[Collection entries]
┌──

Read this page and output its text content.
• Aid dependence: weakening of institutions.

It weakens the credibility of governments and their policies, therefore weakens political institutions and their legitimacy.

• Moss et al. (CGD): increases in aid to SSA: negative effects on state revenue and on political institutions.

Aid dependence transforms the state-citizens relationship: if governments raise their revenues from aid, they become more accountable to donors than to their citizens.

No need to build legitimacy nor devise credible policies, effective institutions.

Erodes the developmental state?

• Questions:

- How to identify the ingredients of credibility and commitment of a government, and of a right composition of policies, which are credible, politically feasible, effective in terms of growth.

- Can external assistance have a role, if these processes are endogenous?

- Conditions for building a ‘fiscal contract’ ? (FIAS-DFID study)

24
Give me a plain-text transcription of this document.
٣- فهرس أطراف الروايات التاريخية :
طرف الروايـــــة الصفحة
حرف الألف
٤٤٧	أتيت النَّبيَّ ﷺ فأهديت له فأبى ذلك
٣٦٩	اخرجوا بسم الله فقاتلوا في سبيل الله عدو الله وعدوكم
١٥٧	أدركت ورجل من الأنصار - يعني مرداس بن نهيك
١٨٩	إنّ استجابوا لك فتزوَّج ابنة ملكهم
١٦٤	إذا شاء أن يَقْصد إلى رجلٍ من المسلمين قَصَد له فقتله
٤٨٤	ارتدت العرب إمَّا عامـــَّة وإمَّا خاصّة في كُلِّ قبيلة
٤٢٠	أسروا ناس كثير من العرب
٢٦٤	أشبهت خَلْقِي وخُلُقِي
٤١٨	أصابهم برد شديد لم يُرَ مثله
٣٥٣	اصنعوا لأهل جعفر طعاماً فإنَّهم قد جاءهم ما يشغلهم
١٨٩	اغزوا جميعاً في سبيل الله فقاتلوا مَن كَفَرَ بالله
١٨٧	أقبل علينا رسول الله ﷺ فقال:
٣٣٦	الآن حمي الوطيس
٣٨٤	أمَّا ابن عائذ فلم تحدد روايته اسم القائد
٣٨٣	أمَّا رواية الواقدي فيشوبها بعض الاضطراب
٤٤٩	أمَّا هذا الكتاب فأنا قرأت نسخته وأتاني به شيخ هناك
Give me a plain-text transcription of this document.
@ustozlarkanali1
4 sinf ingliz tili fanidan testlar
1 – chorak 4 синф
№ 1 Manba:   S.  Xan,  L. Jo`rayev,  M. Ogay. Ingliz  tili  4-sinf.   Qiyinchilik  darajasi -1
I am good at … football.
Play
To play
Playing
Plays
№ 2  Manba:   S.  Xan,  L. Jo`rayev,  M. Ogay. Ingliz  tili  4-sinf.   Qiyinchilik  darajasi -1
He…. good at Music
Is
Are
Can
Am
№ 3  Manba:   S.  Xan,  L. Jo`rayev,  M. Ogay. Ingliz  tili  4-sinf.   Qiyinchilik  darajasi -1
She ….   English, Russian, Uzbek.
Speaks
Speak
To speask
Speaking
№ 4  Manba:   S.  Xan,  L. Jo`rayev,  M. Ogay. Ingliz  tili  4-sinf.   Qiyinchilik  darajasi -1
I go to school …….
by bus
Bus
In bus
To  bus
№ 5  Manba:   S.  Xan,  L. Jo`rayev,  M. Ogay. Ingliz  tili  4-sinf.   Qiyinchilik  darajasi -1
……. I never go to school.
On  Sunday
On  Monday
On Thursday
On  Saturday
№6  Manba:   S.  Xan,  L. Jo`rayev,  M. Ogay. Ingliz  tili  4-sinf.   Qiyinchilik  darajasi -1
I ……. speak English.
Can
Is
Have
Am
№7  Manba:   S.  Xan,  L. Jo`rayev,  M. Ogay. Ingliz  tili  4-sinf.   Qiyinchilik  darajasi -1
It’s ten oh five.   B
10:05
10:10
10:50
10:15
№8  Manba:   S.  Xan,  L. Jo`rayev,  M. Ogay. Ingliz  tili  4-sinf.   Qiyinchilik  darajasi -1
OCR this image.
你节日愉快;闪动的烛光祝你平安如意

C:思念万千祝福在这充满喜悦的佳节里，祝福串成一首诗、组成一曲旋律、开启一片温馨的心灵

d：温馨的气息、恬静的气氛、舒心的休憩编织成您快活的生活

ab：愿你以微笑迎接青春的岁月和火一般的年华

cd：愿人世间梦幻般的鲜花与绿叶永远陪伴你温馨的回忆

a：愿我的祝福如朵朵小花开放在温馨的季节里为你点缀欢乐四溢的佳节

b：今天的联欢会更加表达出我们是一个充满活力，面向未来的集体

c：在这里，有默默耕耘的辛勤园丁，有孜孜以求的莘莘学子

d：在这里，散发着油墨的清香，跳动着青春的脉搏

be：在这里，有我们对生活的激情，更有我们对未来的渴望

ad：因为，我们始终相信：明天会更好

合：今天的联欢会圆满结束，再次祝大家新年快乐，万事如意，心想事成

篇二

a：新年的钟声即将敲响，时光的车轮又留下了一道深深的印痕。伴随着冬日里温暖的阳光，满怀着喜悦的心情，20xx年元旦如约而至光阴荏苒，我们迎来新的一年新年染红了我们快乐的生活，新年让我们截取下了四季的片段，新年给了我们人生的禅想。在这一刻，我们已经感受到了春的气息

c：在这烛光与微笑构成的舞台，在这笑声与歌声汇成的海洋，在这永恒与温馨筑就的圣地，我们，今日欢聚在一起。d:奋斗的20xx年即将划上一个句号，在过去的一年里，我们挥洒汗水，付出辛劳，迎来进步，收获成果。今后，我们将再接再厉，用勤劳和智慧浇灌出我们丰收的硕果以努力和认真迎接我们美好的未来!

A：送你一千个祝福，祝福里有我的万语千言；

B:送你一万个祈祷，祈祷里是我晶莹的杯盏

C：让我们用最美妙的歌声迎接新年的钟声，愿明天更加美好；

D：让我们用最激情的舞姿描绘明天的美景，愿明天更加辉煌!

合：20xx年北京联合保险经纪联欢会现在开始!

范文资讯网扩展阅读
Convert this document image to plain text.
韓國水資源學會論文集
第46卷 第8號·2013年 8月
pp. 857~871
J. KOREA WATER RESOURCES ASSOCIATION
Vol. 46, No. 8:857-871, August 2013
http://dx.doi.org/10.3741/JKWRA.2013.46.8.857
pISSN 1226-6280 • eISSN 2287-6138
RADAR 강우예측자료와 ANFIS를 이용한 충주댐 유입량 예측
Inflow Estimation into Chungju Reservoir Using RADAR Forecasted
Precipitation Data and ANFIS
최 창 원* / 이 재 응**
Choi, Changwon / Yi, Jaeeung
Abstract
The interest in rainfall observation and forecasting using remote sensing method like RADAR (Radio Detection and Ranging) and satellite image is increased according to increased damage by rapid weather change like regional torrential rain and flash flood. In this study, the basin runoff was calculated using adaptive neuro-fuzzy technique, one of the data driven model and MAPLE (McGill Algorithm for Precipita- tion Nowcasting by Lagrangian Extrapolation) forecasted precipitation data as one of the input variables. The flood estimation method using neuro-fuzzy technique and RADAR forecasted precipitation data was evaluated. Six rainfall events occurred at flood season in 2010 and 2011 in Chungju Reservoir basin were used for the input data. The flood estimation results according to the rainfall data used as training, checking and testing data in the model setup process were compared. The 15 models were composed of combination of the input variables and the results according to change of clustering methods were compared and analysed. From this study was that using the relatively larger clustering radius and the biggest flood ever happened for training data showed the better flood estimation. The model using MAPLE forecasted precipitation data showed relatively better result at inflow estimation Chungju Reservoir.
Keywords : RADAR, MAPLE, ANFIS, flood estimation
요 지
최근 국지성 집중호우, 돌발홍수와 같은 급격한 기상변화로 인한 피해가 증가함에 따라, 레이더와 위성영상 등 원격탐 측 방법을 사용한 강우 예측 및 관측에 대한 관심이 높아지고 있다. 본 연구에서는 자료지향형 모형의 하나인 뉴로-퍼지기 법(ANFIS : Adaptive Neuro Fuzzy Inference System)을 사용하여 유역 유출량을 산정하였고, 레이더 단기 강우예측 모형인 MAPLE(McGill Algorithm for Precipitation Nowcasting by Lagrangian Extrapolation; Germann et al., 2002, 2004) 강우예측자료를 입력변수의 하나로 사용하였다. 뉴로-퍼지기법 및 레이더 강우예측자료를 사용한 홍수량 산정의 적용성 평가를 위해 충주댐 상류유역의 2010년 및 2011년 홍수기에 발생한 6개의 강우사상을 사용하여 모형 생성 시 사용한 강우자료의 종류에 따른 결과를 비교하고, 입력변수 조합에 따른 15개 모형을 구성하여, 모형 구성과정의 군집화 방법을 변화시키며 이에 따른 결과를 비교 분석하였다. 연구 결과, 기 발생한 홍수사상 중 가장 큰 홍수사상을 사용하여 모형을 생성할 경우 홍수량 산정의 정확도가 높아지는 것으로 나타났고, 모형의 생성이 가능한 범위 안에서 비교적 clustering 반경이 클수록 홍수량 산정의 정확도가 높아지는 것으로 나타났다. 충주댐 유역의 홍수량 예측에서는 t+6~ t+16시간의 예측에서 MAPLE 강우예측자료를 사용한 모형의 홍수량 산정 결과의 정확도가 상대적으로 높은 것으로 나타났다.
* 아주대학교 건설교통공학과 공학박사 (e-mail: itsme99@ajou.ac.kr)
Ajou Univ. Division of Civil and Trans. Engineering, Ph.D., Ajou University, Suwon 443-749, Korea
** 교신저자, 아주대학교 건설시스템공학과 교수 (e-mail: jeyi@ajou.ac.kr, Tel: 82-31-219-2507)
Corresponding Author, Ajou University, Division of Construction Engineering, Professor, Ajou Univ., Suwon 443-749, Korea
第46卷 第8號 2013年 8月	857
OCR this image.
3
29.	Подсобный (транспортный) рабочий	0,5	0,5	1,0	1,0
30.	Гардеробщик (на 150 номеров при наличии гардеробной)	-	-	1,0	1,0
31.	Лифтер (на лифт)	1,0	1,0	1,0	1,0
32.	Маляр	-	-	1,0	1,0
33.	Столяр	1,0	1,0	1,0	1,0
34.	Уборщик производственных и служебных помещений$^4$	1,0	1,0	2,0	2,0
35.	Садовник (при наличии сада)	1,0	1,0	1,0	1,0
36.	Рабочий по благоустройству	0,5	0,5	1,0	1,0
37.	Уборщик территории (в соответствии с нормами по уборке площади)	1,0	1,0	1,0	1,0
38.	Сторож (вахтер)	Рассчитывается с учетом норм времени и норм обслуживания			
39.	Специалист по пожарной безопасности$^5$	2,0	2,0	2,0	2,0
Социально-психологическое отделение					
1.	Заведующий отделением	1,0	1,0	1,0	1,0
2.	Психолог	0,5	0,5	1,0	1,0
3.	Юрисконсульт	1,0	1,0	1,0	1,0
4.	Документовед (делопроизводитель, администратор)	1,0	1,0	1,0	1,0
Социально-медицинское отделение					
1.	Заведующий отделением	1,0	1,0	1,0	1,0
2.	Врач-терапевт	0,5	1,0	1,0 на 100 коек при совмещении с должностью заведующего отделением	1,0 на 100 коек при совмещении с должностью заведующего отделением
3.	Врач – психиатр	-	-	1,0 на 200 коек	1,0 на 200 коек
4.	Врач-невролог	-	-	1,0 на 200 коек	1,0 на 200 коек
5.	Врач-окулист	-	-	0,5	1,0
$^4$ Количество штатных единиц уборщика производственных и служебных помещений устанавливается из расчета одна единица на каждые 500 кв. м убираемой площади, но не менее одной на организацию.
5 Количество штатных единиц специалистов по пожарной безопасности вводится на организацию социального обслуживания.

└──

## WRITTEN EXERCISE
Of the lines in the records, determine how many contain the word "Reservoir", and report that number alone.

## TASK SOLUTION
2